- 作成内容
下に示す「二枚目の名刺・夏フェス」紹介文の続きを、最後の文の直後から書き継いでください。

- ページ抜粋
------------------------------------

自らの強みを核に、組織を越えて社会で知見を役立てる。 ラグビー界向上のため選手会を立ち上げたラグビー日本代表の廣瀬俊朗さんやろう児への学習支援を技術の力で支えるNTTデータの玉田雅己さん。 2枚目の名刺を持つ彼らの強い信念が、社会を変えていきます。

元ラグビー日本代表の挑戦

2枚目の名刺で活動の場を広げよう

「二枚目の名刺・夏フェス2016 超・二枚目」。

2016年8月7日に開催された、NPO法人二枚目の名刺が主催する、「二枚目の名刺・夏フェス超・二枚目」。このイベントは、NPO法人二枚目の名刺(※1)が運営し、組織を越えて活躍する新しい働き方を始める「2枚目の名刺」と出会える日本最大のイベントです。個人・NPO・企業・行政・大学がそれぞれの立場から発信し合うことが特徴です。

------------------------------------

- データ部分
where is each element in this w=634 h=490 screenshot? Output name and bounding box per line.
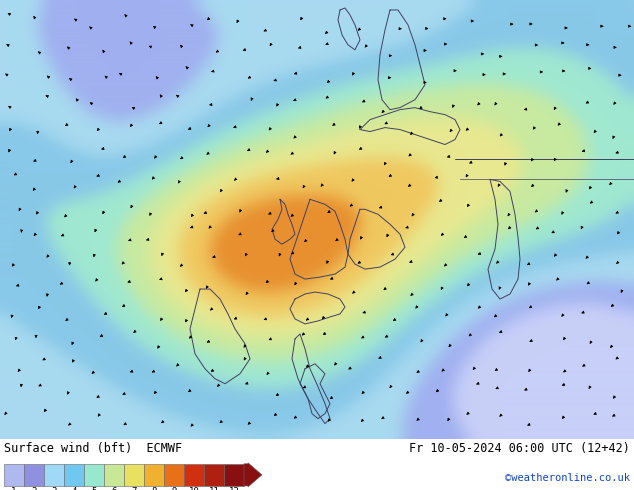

------------------------------------

- 実行結果
2枚目の名刺とは、本業の名刺とは別に持つ名刺のこと。NPO法人二枚目の名刺は、組織を超えて活躍し、新しい社会を創っていく仲間づくりに取り組んでいます。そのために、教育や環境などのさまざまな社会課題に挑戦するNPOと、社会活動に挑戦したい社会人との出会いの場を作るイベントを開催しています。

「二枚目の名刺・夏フェス超・二枚目」の今年のテーマは、「超える」。参加者自身が自分の枠を超えるため、玉田さんをはじめとした、さまざまな2枚目の名刺を持つ経験者との出会いや、自分らしい「2枚目の名刺」のスタイルを見つけるきっかけが用意されています。

何のために頑張るのか

冒頭の基調講演に登壇したのは、元ラグビー日本代表主将で東芝の廣瀬俊朗さんです。ラグビーというスポーツの世界での活躍を自らの核として、新しい2枚目の名刺となる活動へ尽力する姿は、多くの参加者の心を捉えました。

ワールドカップ2015における日本代表の活躍で一躍注目を集めるラグビー。
廣瀬さんも、エディー・ジョーンズヘッドコーチ率いる日本代表選手のひとりとして、厳しい練習に取り組みました。その中で、自分は何のために頑張るのか、ビジョンを持つことの大切さ、それを信じてやり切ることの重要さを痛感したと言います。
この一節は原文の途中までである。